• **Entries supplied**:

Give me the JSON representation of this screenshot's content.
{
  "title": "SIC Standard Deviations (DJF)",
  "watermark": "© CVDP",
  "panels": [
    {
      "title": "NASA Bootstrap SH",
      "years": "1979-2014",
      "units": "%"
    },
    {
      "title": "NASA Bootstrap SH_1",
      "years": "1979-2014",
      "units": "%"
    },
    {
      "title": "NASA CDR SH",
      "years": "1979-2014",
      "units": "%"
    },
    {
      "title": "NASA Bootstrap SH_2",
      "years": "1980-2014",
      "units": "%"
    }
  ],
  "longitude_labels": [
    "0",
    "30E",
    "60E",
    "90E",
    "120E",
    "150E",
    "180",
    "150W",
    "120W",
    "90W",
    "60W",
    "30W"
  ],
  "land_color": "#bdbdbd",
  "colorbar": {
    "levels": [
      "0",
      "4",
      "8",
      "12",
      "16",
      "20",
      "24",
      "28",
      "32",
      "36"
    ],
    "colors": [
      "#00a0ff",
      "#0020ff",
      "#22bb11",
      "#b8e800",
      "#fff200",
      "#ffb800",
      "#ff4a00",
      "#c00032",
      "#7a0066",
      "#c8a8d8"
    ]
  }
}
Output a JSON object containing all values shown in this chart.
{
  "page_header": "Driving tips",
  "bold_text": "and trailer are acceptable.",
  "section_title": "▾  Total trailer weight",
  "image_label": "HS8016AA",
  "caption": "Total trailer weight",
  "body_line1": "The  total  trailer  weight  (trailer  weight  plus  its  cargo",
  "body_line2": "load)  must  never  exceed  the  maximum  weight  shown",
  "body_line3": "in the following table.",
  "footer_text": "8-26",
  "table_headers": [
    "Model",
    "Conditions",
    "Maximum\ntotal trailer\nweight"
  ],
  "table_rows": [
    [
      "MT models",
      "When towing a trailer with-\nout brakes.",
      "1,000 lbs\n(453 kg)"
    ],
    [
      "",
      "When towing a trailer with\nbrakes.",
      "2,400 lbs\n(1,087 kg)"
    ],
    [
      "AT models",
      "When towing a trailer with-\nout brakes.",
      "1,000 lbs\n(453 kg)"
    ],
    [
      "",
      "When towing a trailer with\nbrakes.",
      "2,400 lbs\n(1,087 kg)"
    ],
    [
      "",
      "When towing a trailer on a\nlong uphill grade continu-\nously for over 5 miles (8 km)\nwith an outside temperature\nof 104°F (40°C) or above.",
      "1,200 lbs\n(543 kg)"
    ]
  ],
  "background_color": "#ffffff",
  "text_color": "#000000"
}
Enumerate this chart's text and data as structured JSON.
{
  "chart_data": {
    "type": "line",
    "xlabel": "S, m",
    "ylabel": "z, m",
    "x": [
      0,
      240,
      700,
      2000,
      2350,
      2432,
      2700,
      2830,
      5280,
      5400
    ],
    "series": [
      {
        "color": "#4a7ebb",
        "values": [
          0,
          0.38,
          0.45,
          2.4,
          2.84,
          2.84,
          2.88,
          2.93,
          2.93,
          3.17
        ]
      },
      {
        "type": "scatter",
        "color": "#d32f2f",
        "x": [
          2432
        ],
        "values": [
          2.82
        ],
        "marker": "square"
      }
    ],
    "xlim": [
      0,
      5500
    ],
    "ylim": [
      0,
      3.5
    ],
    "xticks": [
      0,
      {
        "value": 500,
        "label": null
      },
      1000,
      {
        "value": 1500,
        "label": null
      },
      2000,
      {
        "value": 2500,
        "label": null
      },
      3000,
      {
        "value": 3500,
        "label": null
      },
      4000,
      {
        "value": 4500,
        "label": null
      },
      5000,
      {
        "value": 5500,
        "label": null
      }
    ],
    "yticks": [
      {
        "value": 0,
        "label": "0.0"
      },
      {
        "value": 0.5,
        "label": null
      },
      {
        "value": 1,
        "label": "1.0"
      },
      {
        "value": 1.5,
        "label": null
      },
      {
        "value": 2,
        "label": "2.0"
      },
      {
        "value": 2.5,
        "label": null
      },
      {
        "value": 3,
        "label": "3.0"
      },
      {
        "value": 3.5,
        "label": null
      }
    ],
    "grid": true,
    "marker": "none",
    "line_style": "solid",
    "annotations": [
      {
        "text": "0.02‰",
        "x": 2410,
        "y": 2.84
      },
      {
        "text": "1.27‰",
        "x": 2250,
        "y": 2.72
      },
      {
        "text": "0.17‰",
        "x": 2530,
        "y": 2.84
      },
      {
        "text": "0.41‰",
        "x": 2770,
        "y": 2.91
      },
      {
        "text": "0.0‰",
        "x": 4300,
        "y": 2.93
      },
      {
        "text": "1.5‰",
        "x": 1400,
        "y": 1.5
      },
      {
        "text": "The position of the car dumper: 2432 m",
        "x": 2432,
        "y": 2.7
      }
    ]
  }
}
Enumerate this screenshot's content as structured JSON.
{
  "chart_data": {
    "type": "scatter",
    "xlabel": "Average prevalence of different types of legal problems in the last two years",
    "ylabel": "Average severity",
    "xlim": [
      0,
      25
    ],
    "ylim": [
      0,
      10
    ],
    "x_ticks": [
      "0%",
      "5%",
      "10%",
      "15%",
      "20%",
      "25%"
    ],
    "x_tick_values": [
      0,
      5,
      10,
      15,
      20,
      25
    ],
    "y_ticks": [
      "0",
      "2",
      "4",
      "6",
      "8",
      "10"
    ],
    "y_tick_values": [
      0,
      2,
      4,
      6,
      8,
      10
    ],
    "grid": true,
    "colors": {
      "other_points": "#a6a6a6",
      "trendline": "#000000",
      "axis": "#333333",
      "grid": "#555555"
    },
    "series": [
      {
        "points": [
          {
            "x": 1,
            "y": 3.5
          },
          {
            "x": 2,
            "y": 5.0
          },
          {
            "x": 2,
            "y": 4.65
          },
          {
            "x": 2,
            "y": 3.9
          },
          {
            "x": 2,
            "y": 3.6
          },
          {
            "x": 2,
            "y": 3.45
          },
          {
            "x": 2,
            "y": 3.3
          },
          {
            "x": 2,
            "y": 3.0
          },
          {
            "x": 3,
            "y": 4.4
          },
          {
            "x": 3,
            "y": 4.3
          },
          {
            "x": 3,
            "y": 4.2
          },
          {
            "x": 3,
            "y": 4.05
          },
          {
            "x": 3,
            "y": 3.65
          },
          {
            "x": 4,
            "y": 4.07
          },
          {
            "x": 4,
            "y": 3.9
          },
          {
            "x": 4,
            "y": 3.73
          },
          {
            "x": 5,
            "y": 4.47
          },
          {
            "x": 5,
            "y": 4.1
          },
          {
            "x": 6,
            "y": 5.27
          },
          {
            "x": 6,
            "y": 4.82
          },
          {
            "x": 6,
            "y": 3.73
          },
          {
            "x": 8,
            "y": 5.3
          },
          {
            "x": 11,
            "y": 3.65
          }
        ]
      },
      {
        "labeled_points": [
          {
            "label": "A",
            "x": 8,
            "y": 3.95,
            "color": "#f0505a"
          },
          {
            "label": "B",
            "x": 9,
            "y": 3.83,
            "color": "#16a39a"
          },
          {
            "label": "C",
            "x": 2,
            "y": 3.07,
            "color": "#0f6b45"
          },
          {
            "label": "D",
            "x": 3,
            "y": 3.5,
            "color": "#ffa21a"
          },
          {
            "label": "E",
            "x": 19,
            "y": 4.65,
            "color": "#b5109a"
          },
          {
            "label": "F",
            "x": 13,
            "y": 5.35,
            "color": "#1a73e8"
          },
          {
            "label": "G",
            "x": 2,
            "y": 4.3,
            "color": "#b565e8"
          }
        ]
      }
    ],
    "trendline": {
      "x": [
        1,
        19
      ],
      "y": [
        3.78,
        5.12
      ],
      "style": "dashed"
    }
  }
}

• **Exercise**: Review the material and copy each line in which the word "structured" appears.

• **Full answer**:
Enumerate this chart's text and data as structured JSON.
Enumerate this screenshot's content as structured JSON.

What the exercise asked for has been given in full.